WORK REQUIRED:
Your task is to reproduce the material exactly.

======== LISTED RECORDS

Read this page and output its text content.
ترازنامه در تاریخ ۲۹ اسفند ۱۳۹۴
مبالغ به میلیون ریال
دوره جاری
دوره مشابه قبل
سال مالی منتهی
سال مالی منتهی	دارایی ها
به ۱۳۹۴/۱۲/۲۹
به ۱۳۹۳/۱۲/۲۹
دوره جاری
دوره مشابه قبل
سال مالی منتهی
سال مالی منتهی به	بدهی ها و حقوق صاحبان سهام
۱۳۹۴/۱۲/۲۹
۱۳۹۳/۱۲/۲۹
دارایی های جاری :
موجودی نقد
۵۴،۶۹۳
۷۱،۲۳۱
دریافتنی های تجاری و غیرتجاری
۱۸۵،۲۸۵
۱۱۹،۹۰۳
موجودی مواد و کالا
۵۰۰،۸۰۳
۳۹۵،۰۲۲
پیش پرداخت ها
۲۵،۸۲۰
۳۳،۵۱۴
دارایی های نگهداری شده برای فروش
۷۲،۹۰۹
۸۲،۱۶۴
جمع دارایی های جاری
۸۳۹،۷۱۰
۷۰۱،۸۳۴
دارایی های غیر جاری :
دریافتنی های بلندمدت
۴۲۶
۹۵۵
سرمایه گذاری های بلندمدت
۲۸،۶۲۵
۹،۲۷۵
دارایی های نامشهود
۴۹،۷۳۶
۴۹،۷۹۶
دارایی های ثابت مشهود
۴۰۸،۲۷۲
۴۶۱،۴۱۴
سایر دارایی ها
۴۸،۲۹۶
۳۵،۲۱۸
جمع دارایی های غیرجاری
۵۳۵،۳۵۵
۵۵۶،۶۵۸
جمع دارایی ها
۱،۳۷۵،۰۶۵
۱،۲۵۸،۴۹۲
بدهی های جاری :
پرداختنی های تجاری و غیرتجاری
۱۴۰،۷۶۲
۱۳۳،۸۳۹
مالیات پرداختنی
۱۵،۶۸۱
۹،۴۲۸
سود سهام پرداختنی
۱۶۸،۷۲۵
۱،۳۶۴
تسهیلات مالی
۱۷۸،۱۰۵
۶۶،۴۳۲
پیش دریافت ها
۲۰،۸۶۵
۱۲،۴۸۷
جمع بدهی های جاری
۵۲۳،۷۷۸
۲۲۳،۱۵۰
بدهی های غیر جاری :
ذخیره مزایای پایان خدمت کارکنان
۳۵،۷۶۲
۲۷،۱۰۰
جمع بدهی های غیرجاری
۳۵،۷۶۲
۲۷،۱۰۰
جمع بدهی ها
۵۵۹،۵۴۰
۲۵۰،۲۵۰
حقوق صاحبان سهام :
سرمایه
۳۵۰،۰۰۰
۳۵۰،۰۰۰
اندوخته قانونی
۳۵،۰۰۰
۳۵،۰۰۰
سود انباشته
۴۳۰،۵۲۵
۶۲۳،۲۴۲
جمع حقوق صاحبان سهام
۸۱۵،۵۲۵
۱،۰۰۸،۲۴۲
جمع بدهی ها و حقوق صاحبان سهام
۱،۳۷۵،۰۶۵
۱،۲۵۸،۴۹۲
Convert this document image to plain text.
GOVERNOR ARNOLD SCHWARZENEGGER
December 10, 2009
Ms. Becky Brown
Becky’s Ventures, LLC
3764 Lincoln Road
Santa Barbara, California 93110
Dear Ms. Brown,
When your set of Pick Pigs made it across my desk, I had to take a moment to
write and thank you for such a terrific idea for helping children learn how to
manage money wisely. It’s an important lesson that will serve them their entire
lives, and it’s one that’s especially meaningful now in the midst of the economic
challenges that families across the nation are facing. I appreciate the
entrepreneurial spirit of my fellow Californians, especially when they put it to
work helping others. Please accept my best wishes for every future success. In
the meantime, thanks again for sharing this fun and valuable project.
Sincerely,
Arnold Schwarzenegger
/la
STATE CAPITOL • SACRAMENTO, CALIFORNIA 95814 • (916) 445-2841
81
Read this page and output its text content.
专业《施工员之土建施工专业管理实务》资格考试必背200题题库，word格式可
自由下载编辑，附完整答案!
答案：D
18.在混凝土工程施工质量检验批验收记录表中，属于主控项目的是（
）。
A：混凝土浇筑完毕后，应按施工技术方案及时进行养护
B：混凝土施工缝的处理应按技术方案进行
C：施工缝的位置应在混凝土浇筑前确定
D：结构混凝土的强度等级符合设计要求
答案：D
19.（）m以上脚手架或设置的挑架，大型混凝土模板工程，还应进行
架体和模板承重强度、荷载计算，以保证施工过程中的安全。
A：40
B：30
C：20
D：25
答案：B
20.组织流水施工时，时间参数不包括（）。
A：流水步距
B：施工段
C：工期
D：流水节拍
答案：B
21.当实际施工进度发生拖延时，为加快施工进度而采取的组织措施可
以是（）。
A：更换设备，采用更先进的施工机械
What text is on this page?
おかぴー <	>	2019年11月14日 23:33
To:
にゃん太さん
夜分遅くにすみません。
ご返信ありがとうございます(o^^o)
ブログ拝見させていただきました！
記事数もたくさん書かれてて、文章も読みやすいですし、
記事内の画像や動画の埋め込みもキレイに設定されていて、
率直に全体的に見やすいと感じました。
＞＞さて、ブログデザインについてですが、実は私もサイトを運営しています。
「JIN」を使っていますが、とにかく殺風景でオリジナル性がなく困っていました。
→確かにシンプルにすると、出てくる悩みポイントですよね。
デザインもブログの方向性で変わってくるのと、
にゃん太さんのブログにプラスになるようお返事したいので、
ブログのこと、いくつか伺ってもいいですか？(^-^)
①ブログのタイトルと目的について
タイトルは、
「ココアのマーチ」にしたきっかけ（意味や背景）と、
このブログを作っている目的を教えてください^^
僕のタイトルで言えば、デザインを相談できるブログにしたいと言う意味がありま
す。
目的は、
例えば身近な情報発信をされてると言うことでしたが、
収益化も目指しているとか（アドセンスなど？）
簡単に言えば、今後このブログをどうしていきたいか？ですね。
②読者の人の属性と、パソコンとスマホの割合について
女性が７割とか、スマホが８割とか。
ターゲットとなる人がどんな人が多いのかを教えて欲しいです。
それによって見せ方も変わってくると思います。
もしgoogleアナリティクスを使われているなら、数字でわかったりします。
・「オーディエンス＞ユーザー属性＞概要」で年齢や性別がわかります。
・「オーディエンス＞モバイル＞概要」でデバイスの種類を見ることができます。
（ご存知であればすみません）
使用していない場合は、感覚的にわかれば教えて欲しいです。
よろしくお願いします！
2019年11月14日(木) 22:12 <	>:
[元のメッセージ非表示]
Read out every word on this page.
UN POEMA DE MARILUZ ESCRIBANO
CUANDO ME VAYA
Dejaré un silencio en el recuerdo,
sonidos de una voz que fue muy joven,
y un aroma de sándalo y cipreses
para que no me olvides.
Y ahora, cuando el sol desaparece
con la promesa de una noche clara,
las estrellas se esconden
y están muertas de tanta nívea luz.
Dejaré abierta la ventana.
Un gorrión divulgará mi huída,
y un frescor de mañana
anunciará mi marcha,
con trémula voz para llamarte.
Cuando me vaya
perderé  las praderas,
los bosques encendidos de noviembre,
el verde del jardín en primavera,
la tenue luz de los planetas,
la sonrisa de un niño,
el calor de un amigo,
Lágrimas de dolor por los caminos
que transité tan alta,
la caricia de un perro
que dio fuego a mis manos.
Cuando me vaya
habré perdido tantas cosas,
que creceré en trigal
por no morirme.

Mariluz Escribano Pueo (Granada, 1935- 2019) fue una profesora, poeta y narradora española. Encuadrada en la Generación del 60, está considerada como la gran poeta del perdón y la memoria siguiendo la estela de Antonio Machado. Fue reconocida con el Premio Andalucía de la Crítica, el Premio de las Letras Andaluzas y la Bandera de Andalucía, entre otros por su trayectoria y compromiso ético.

================

WRITTEN SOLUTION:
Read this page and output its text content.
ترازنامه در تاریخ ۲۹ اسفند ۱۳۹۴
مبالغ به میلیون ریال
دوره جاری
دوره مشابه قبل
سال مالی منتهی
سال مالی منتهی	دارایی ها
به ۱۳۹۴/۱۲/۲۹
به ۱۳۹۳/۱۲/۲۹
دوره جاری
دوره مشابه قبل
سال مالی منتهی
سال مالی منتهی به	بدهی ها و حقوق صاحبان سهام
۱۳۹۴/۱۲/۲۹
۱۳۹۳/۱۲/۲۹
دارایی های جاری :
موجودی نقد
۵۴،۶۹۳
۷۱،۲۳۱
دریافتنی های تجاری و غیرتجاری
۱۸۵،۲۸۵
۱۱۹،۹۰۳
موجودی مواد و کالا
۵۰۰،۸۰۳
۳۹۵،۰۲۲
پیش پرداخت ها
۲۵،۸۲۰
۳۳،۵۱۴
دارایی های نگهداری شده برای فروش
۷۲،۹۰۹
۸۲،۱۶۴
جمع دارایی های جاری
۸۳۹،۷۱۰
۷۰۱،۸۳۴
دارایی های غیر جاری :
دریافتنی های بلندمدت
۴۲۶
۹۵۵
سرمایه گذاری های بلندمدت
۲۸،۶۲۵
۹،۲۷۵
دارایی های نامشهود
۴۹،۷۳۶
۴۹،۷۹۶
دارایی های ثابت مشهود
۴۰۸،۲۷۲
۴۶۱،۴۱۴
سایر دارایی ها
۴۸،۲۹۶
۳۵،۲۱۸
جمع دارایی های غیرجاری
۵۳۵،۳۵۵
۵۵۶،۶۵۸
جمع دارایی ها
۱،۳۷۵،۰۶۵
۱،۲۵۸،۴۹۲
بدهی های جاری :
پرداختنی های تجاری و غیرتجاری
۱۴۰،۷۶۲
۱۳۳،۸۳۹
مالیات پرداختنی
۱۵،۶۸۱
۹،۴۲۸
سود سهام پرداختنی
۱۶۸،۷۲۵
۱،۳۶۴
تسهیلات مالی
۱۷۸،۱۰۵
۶۶،۴۳۲
پیش دریافت ها
۲۰،۸۶۵
۱۲،۴۸۷
جمع بدهی های جاری
۵۲۳،۷۷۸
۲۲۳،۱۵۰
بدهی های غیر جاری :
ذخیره مزایای پایان خدمت کارکنان
۳۵،۷۶۲
۲۷،۱۰۰
جمع بدهی های غیرجاری
۳۵،۷۶۲
۲۷،۱۰۰
جمع بدهی ها
۵۵۹،۵۴۰
۲۵۰،۲۵۰
حقوق صاحبان سهام :
سرمایه
۳۵۰،۰۰۰
۳۵۰،۰۰۰
اندوخته قانونی
۳۵،۰۰۰
۳۵،۰۰۰
سود انباشته
۴۳۰،۵۲۵
۶۲۳،۲۴۲
جمع حقوق صاحبان سهام
۸۱۵،۵۲۵
۱،۰۰۸،۲۴۲
جمع بدهی ها و حقوق صاحبان سهام
۱،۳۷۵،۰۶۵
۱،۲۵۸،۴۹۲
Convert this document image to plain text.
GOVERNOR ARNOLD SCHWARZENEGGER
December 10, 2009
Ms. Becky Brown
Becky’s Ventures, LLC
3764 Lincoln Road
Santa Barbara, California 93110
Dear Ms. Brown,
When your set of Pick Pigs made it across my desk, I had to take a moment to
write and thank you for such a terrific idea for helping children learn how to
manage money wisely. It’s an important lesson that will serve them their entire
lives, and it’s one that’s especially meaningful now in the midst of the economic
challenges that families across the nation are facing. I appreciate the
entrepreneurial spirit of my fellow Californians, especially when they put it to
work helping others. Please accept my best wishes for every future success. In
the meantime, thanks again for sharing this fun and valuable project.
Sincerely,
Arnold Schwarzenegger
/la
STATE CAPITOL • SACRAMENTO, CALIFORNIA 95814 • (916) 445-2841
81
Read this page and output its text content.
专业《施工员之土建施工专业管理实务》资格考试必背200题题库，word格式可
自由下载编辑，附完整答案!
答案：D
18.在混凝土工程施工质量检验批验收记录表中，属于主控项目的是（
）。
A：混凝土浇筑完毕后，应按施工技术方案及时进行养护
B：混凝土施工缝的处理应按技术方案进行
C：施工缝的位置应在混凝土浇筑前确定
D：结构混凝土的强度等级符合设计要求
答案：D
19.（）m以上脚手架或设置的挑架，大型混凝土模板工程，还应进行
架体和模板承重强度、荷载计算，以保证施工过程中的安全。
A：40
B：30
C：20
D：25
答案：B
20.组织流水施工时，时间参数不包括（）。
A：流水步距
B：施工段
C：工期
D：流水节拍
答案：B
21.当实际施工进度发生拖延时，为加快施工进度而采取的组织措施可
以是（）。
A：更换设备，采用更先进的施工机械
What text is on this page?
おかぴー <	>	2019年11月14日 23:33
To:
にゃん太さん
夜分遅くにすみません。
ご返信ありがとうございます(o^^o)
ブログ拝見させていただきました！
記事数もたくさん書かれてて、文章も読みやすいですし、
記事内の画像や動画の埋め込みもキレイに設定されていて、
率直に全体的に見やすいと感じました。
＞＞さて、ブログデザインについてですが、実は私もサイトを運営しています。
「JIN」を使っていますが、とにかく殺風景でオリジナル性がなく困っていました。
→確かにシンプルにすると、出てくる悩みポイントですよね。
デザインもブログの方向性で変わってくるのと、
にゃん太さんのブログにプラスになるようお返事したいので、
ブログのこと、いくつか伺ってもいいですか？(^-^)
①ブログのタイトルと目的について
タイトルは、
「ココアのマーチ」にしたきっかけ（意味や背景）と、
このブログを作っている目的を教えてください^^
僕のタイトルで言えば、デザインを相談できるブログにしたいと言う意味がありま
す。
目的は、
例えば身近な情報発信をされてると言うことでしたが、
収益化も目指しているとか（アドセンスなど？）
簡単に言えば、今後このブログをどうしていきたいか？ですね。
②読者の人の属性と、パソコンとスマホの割合について
女性が７割とか、スマホが８割とか。
ターゲットとなる人がどんな人が多いのかを教えて欲しいです。
それによって見せ方も変わってくると思います。
もしgoogleアナリティクスを使われているなら、数字でわかったりします。
・「オーディエンス＞ユーザー属性＞概要」で年齢や性別がわかります。
・「オーディエンス＞モバイル＞概要」でデバイスの種類を見ることができます。
（ご存知であればすみません）
使用していない場合は、感覚的にわかれば教えて欲しいです。
よろしくお願いします！
2019年11月14日(木) 22:12 <	>:
[元のメッセージ非表示]
Read out every word on this page.
UN POEMA DE MARILUZ ESCRIBANO
CUANDO ME VAYA
Dejaré un silencio en el recuerdo,
sonidos de una voz que fue muy joven,
y un aroma de sándalo y cipreses
para que no me olvides.
Y ahora, cuando el sol desaparece
con la promesa de una noche clara,
las estrellas se esconden
y están muertas de tanta nívea luz.
Dejaré abierta la ventana.
Un gorrión divulgará mi huída,
y un frescor de mañana
anunciará mi marcha,
con trémula voz para llamarte.
Cuando me vaya
perderé  las praderas,
los bosques encendidos de noviembre,
el verde del jardín en primavera,
la tenue luz de los planetas,
la sonrisa de un niño,
el calor de un amigo,
Lágrimas de dolor por los caminos
que transité tan alta,
la caricia de un perro
que dio fuego a mis manos.
Cuando me vaya
habré perdido tantas cosas,
que creceré en trigal
por no morirme.

Mariluz Escribano Pueo (Granada, 1935- 2019) fue una profesora, poeta y narradora española. Encuadrada en la Generación del 60, está considerada como la gran poeta del perdón y la memoria siguiendo la estela de Antonio Machado. Fue reconocida con el Premio Andalucía de la Crítica, el Premio de las Letras Andaluzas y la Bandera de Andalucía, entre otros por su trayectoria y compromiso ético.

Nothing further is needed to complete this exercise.